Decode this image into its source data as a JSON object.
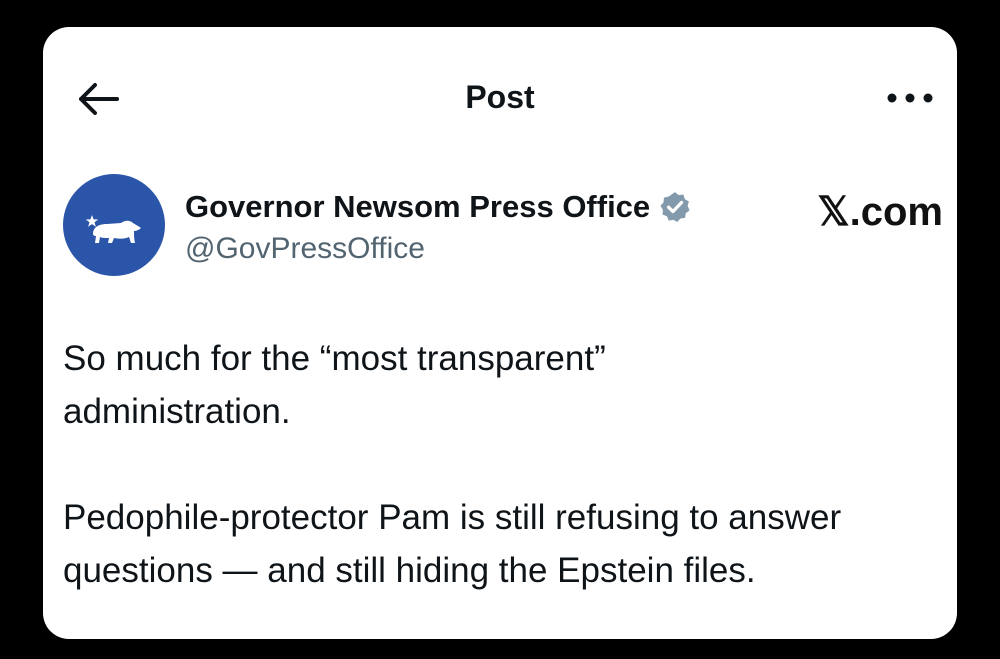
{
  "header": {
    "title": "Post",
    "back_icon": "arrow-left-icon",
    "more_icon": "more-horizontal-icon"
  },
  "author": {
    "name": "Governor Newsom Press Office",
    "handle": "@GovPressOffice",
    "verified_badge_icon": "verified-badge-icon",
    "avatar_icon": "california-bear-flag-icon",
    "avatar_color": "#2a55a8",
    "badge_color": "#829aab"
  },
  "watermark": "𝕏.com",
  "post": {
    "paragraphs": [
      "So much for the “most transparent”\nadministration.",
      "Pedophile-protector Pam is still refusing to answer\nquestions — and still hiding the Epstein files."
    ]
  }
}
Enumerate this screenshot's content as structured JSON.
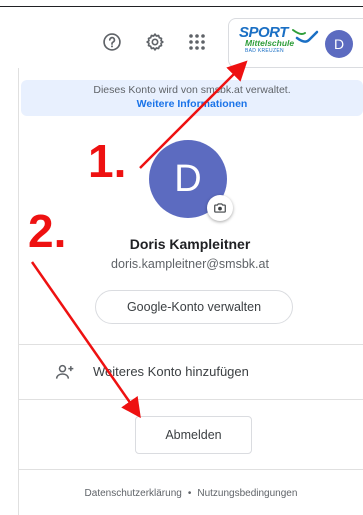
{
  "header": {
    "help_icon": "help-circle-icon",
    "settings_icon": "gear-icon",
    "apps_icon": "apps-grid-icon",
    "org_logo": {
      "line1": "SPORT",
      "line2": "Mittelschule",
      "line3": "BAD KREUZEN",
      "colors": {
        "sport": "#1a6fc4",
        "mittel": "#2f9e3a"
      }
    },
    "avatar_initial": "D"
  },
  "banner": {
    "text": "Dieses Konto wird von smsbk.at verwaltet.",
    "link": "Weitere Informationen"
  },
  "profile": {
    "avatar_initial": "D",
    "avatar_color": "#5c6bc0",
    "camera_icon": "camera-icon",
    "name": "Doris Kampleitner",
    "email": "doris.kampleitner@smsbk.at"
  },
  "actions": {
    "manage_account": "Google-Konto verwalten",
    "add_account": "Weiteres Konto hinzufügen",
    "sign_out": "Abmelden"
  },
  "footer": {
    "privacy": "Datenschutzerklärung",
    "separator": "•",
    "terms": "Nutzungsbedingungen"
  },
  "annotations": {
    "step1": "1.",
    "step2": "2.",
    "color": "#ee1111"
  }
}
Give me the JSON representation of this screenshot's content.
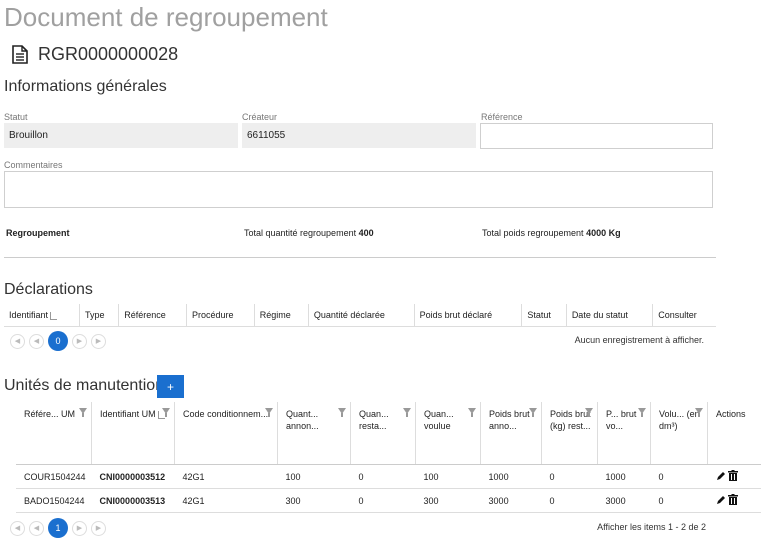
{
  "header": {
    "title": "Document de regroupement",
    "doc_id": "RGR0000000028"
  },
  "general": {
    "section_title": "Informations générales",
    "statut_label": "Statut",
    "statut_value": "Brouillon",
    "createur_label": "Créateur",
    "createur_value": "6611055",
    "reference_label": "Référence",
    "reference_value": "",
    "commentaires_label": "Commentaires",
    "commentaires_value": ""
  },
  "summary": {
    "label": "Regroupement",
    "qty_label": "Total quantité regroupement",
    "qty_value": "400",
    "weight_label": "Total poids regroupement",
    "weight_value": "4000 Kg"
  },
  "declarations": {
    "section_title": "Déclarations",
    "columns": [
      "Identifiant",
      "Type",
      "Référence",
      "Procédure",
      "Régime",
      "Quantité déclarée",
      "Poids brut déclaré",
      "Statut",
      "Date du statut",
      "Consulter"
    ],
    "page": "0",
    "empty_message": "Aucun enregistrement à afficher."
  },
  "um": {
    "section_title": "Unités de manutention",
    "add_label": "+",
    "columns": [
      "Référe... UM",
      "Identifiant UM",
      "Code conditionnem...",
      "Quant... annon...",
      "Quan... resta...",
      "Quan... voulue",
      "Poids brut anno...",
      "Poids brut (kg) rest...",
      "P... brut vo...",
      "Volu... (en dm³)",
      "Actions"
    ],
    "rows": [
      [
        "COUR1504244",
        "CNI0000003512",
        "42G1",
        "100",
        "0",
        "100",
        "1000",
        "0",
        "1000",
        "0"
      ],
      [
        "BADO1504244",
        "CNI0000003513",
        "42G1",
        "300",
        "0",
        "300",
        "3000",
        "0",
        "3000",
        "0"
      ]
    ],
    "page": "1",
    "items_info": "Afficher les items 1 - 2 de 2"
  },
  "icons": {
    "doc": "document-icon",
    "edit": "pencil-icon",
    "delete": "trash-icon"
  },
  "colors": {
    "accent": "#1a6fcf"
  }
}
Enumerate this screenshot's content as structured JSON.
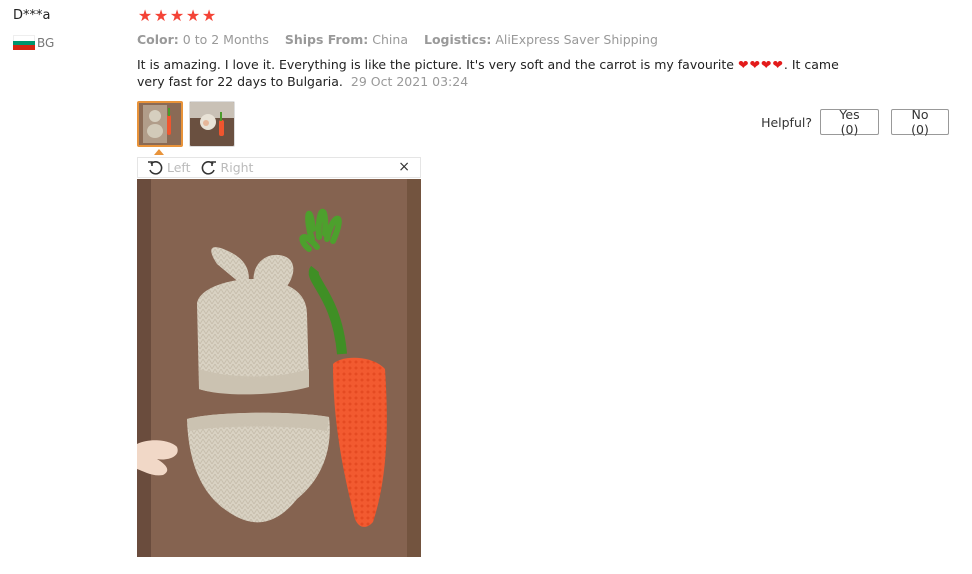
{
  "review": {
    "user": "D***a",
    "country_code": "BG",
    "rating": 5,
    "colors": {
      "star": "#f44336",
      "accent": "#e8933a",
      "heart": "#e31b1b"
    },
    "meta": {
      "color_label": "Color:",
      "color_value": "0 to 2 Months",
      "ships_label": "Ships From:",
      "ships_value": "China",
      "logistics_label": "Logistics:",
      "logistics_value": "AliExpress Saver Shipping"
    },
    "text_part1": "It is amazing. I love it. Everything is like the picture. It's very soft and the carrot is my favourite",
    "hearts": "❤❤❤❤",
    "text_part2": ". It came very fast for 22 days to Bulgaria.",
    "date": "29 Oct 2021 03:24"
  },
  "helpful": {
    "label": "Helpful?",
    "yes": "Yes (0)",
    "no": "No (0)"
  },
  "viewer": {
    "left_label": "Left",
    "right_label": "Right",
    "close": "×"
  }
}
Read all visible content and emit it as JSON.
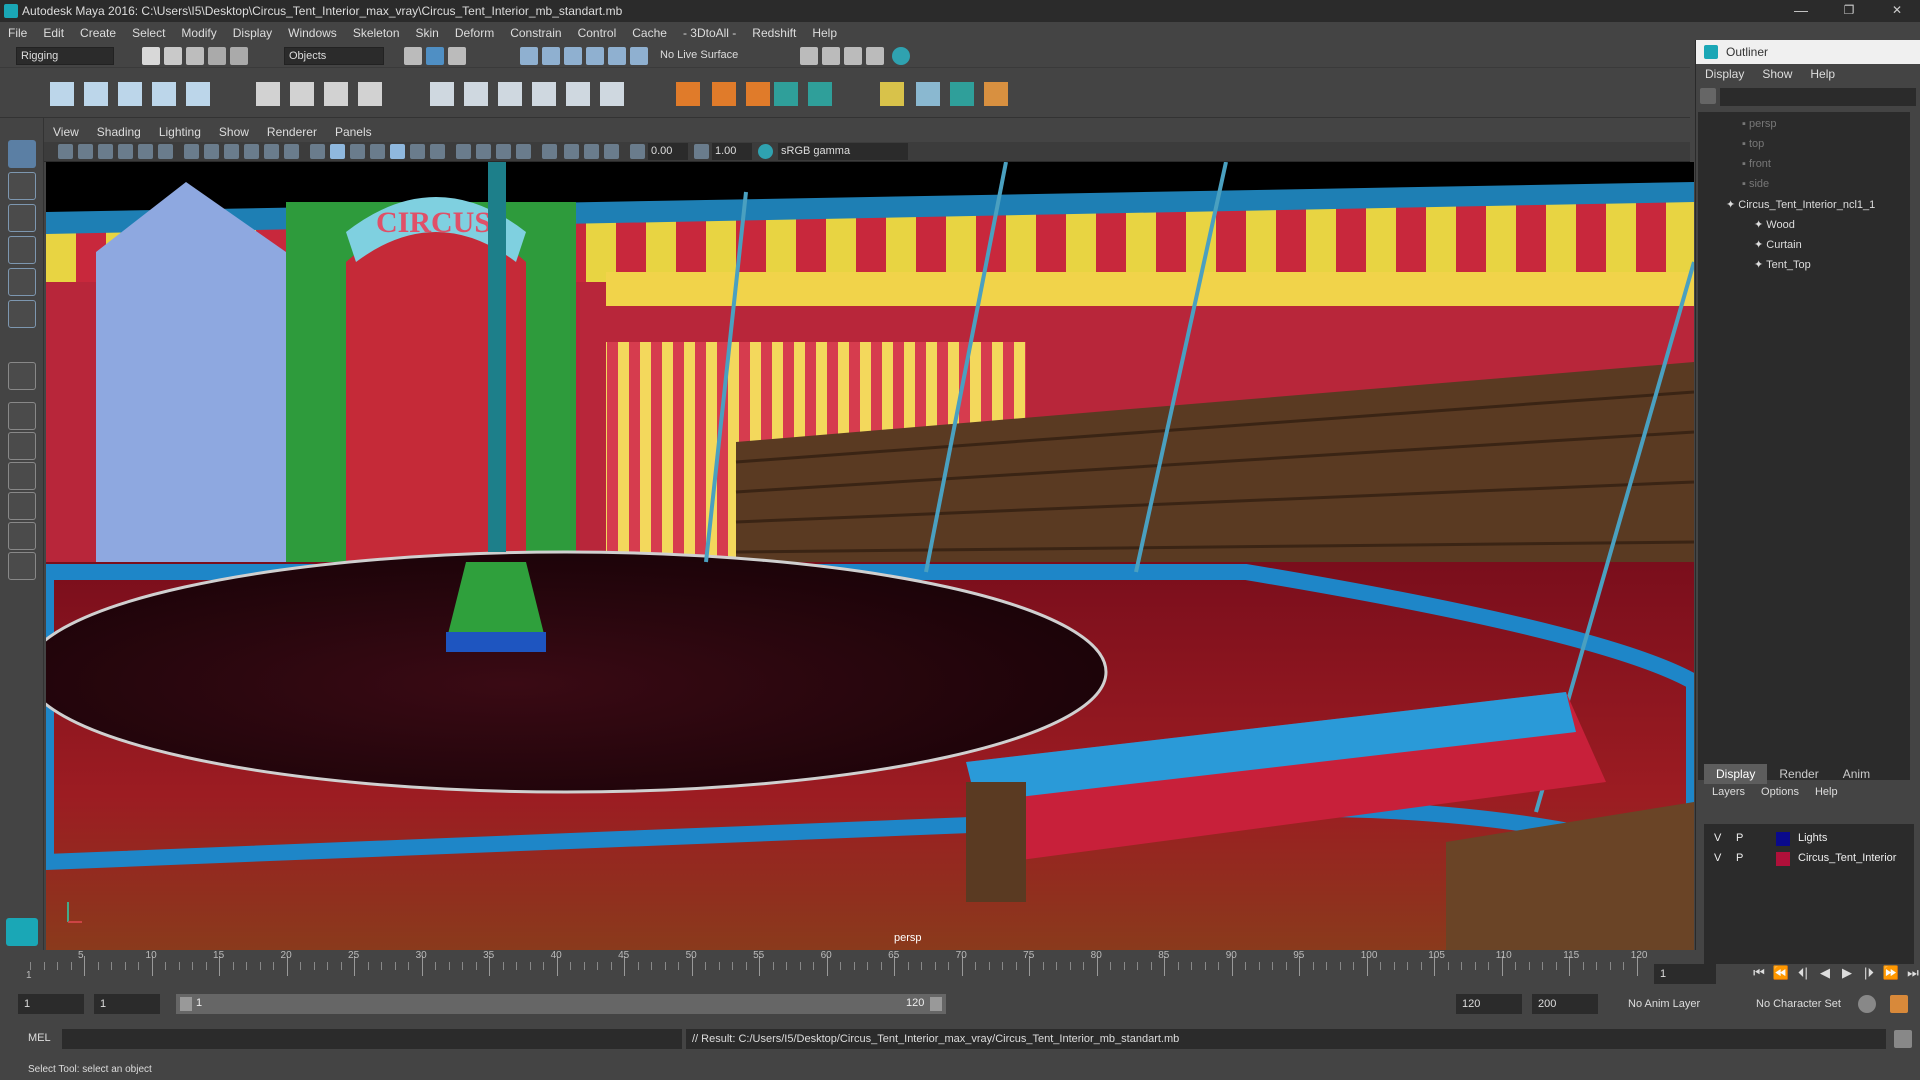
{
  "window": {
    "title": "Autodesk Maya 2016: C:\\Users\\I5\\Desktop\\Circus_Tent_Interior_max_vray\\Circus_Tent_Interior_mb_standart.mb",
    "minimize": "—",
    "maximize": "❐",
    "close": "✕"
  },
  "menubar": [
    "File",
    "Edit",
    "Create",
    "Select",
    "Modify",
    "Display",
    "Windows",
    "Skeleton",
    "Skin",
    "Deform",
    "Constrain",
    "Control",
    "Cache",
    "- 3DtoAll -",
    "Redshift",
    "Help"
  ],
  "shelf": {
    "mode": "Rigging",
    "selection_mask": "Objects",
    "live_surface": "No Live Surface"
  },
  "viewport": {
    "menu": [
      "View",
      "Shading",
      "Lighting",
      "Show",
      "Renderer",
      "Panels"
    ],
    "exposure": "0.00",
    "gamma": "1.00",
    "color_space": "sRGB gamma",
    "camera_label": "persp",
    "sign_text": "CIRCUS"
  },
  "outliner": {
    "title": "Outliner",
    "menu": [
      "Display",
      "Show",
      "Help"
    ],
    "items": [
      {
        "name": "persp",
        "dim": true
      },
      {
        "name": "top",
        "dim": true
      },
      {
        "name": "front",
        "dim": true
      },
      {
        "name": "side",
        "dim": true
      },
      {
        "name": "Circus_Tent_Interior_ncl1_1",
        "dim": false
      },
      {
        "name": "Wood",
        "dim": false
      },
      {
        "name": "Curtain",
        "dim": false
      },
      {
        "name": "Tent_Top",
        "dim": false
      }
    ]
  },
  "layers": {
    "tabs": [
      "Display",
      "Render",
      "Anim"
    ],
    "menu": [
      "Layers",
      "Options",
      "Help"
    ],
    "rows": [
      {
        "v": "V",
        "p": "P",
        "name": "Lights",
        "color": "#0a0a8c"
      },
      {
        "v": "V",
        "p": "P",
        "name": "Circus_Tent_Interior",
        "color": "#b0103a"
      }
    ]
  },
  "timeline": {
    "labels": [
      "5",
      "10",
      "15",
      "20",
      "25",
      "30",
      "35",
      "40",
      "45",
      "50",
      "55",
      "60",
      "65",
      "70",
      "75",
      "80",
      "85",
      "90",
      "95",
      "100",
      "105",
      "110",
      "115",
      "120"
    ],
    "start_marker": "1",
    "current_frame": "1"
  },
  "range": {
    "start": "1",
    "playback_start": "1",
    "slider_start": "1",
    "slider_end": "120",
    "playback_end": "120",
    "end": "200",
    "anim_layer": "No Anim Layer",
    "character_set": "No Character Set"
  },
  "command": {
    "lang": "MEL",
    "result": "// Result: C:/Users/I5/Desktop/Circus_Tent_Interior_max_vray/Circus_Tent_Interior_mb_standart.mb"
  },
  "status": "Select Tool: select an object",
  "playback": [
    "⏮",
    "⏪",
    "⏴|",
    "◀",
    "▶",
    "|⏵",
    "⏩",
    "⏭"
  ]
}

•••••

◆ STATED PROBLEM:
Identify all lines in the records above with the word "smsbk".

◆ REPLY:
    "text": "Dieses Konto wird von smsbk.at verwaltet.",
    "email": "doris.kampleitner@smsbk.at"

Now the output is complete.